PROBLEM
In the records below, find each line with the word "JSON" and copy it.

RECORD EXTRACTS
## start

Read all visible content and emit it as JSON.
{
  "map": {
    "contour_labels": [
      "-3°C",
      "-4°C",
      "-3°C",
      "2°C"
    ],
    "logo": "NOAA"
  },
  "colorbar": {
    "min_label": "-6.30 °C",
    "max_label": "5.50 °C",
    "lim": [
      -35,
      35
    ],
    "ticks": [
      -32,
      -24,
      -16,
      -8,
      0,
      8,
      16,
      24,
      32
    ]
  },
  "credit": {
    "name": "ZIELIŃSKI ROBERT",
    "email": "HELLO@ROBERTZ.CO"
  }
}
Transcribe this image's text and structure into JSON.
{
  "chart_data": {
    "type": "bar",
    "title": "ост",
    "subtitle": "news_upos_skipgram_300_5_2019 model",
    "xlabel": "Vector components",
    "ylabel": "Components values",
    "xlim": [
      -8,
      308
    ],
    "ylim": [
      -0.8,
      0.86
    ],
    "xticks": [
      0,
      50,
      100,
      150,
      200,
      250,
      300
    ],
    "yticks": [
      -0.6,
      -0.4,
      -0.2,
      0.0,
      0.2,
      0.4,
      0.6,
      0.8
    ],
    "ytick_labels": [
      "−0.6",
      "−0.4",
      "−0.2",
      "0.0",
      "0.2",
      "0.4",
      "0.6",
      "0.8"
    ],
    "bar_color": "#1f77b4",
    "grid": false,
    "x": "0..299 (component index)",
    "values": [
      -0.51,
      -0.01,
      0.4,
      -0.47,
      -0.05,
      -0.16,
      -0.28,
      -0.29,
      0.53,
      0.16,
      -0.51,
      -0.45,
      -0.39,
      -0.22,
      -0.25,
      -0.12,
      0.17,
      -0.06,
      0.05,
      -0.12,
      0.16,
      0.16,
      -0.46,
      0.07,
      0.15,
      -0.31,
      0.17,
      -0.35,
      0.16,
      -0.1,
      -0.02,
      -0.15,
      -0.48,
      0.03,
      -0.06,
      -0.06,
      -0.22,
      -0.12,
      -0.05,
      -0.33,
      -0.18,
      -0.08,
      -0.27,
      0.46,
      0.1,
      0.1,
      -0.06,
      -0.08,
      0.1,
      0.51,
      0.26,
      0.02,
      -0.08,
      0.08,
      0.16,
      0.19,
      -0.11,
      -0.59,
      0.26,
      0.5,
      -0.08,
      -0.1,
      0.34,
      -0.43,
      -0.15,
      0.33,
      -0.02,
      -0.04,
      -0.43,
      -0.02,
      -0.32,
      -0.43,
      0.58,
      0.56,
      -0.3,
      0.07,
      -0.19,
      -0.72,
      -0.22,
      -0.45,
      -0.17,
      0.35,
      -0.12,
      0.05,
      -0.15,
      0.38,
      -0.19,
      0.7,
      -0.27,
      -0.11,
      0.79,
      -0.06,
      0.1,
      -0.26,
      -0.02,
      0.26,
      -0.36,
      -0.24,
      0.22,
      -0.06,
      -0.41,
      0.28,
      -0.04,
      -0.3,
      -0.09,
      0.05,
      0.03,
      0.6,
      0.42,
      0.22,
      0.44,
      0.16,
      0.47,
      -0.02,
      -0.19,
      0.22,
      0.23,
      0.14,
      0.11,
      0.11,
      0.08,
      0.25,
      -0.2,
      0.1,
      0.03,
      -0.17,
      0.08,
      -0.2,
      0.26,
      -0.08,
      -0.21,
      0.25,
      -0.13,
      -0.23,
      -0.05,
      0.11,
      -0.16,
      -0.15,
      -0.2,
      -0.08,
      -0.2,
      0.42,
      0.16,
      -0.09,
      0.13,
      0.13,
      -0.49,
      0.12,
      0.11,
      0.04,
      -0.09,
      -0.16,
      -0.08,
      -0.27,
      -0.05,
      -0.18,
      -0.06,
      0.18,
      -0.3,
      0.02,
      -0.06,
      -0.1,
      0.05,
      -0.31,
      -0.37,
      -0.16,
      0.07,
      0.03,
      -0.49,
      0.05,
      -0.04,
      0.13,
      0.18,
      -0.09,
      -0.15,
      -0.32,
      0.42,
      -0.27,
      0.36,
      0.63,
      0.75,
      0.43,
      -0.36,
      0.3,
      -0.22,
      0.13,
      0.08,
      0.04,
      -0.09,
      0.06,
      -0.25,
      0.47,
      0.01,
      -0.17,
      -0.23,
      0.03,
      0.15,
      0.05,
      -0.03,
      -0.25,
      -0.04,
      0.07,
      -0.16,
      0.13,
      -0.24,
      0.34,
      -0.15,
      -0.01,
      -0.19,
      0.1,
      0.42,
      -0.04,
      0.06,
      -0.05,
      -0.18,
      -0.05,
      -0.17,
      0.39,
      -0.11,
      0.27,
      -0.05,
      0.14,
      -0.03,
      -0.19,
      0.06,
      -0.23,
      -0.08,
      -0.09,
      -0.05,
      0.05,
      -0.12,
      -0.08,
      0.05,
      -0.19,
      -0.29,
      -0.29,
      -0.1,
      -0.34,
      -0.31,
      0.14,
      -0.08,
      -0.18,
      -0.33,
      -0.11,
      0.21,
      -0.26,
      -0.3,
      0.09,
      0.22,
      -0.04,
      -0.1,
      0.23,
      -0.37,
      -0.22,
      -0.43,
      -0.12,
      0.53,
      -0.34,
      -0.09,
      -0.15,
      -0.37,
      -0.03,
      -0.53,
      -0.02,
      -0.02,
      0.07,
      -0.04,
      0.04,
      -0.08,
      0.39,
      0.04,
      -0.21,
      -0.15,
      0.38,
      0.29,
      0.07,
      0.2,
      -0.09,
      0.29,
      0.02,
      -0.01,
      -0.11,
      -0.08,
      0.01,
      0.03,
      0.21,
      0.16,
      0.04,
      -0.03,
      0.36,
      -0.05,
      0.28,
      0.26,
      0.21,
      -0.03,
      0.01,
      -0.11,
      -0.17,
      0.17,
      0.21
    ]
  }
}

## end

COMPLETED EXERCISE
Read all visible content and emit it as JSON.
Transcribe this image's text and structure into JSON.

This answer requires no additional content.